_Task brief_
Omit the images, then print each record below exactly as it reads.

(Structured figure records)
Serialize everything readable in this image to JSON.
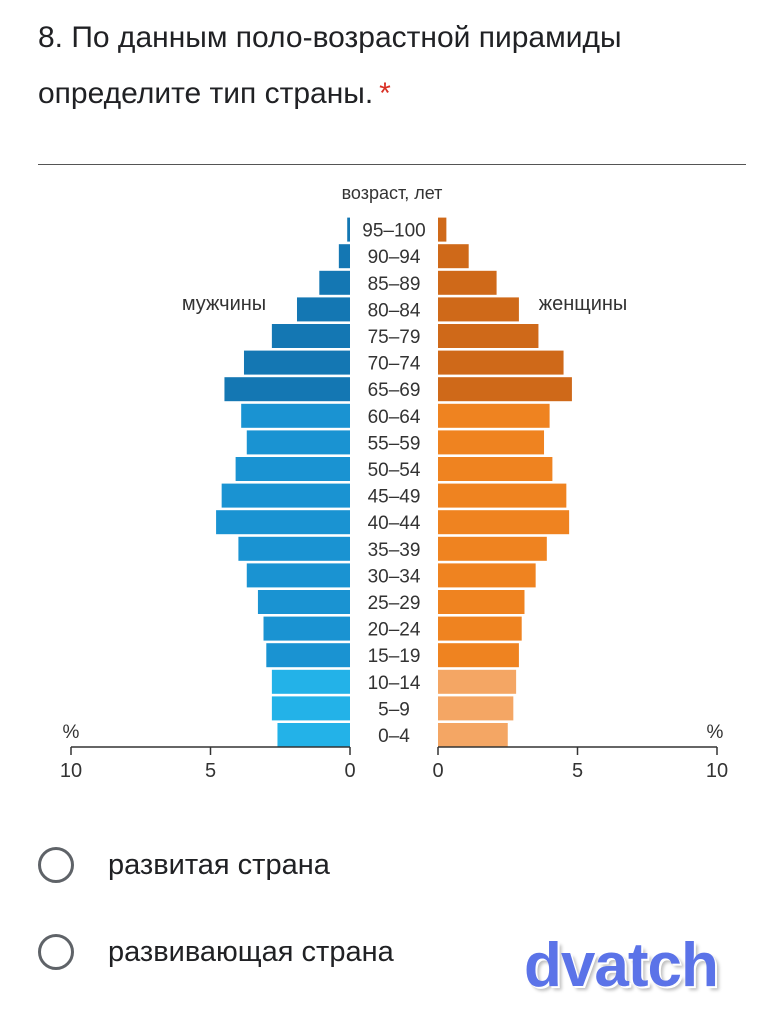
{
  "question": {
    "text": "8. По данным поло-возрастной пирамиды определите тип страны.",
    "required_mark": "*"
  },
  "chart_data": {
    "type": "bar",
    "title": "возраст, лет",
    "left_label": "мужчины",
    "right_label": "женщины",
    "categories": [
      "0–4",
      "5–9",
      "10–14",
      "15–19",
      "20–24",
      "25–29",
      "30–34",
      "35–39",
      "40–44",
      "45–49",
      "50–54",
      "55–59",
      "60–64",
      "65–69",
      "70–74",
      "75–79",
      "80–84",
      "85–89",
      "90–94",
      "95–100"
    ],
    "series": [
      {
        "name": "мужчины",
        "values": [
          2.6,
          2.8,
          2.8,
          3.0,
          3.1,
          3.3,
          3.7,
          4.0,
          4.8,
          4.6,
          4.1,
          3.7,
          3.9,
          4.5,
          3.8,
          2.8,
          1.9,
          1.1,
          0.4,
          0.1
        ]
      },
      {
        "name": "женщины",
        "values": [
          2.5,
          2.7,
          2.8,
          2.9,
          3.0,
          3.1,
          3.5,
          3.9,
          4.7,
          4.6,
          4.1,
          3.8,
          4.0,
          4.8,
          4.5,
          3.6,
          2.9,
          2.1,
          1.1,
          0.3
        ]
      }
    ],
    "xlim": [
      0,
      10
    ],
    "x_ticks": [
      "0",
      "5",
      "10"
    ],
    "axis_unit": "%",
    "colors": {
      "male_young": "#23b2e8",
      "male_adult": "#1a93d2",
      "male_old": "#1477b3",
      "female_young": "#f4a664",
      "female_adult": "#ef8320",
      "female_old": "#cf6919"
    }
  },
  "options": [
    {
      "label": "развитая страна"
    },
    {
      "label": "развивающая страна"
    }
  ],
  "watermark": "dvatch"
}
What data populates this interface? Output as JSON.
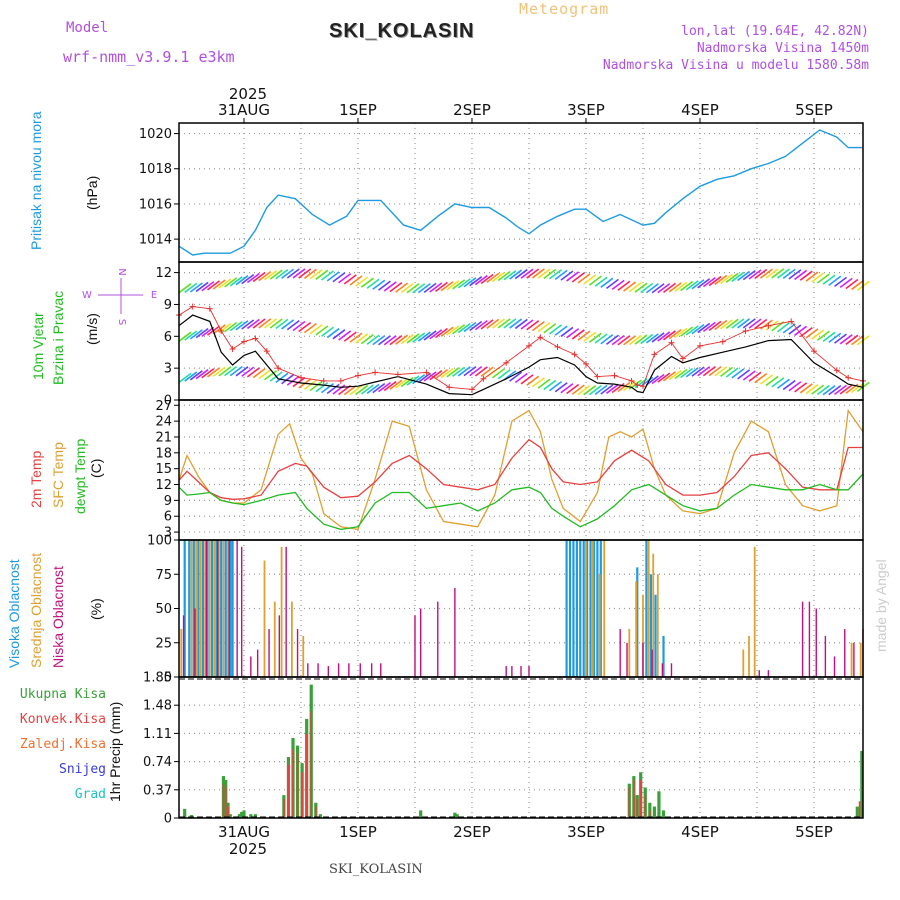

_Worked solution_
Serialize everything readable in this image to JSON.
{
  "question": {
    "text": "8. По данным поло-возрастной пирамиды определите тип страны.",
    "required_mark": "*"
  },
  "chart_data": {
    "type": "bar",
    "title": "возраст, лет",
    "left_label": "мужчины",
    "right_label": "женщины",
    "categories": [
      "0–4",
      "5–9",
      "10–14",
      "15–19",
      "20–24",
      "25–29",
      "30–34",
      "35–39",
      "40–44",
      "45–49",
      "50–54",
      "55–59",
      "60–64",
      "65–69",
      "70–74",
      "75–79",
      "80–84",
      "85–89",
      "90–94",
      "95–100"
    ],
    "series": [
      {
        "name": "мужчины",
        "values": [
          2.6,
          2.8,
          2.8,
          3.0,
          3.1,
          3.3,
          3.7,
          4.0,
          4.8,
          4.6,
          4.1,
          3.7,
          3.9,
          4.5,
          3.8,
          2.8,
          1.9,
          1.1,
          0.4,
          0.1
        ]
      },
      {
        "name": "женщины",
        "values": [
          2.5,
          2.7,
          2.8,
          2.9,
          3.0,
          3.1,
          3.5,
          3.9,
          4.7,
          4.6,
          4.1,
          3.8,
          4.0,
          4.8,
          4.5,
          3.6,
          2.9,
          2.1,
          1.1,
          0.3
        ]
      }
    ],
    "xlim": [
      0,
      10
    ],
    "x_ticks": [
      "0",
      "5",
      "10"
    ],
    "axis_unit": "%",
    "colors": {
      "male_young": "#23b2e8",
      "male_adult": "#1a93d2",
      "male_old": "#1477b3",
      "female_young": "#f4a664",
      "female_adult": "#ef8320",
      "female_old": "#cf6919"
    }
  },
  "options": [
    {
      "label": "развитая страна"
    },
    {
      "label": "развивающая страна"
    }
  ],
  "watermark": "dvatch"
}
What data populates this interface? Output as JSON.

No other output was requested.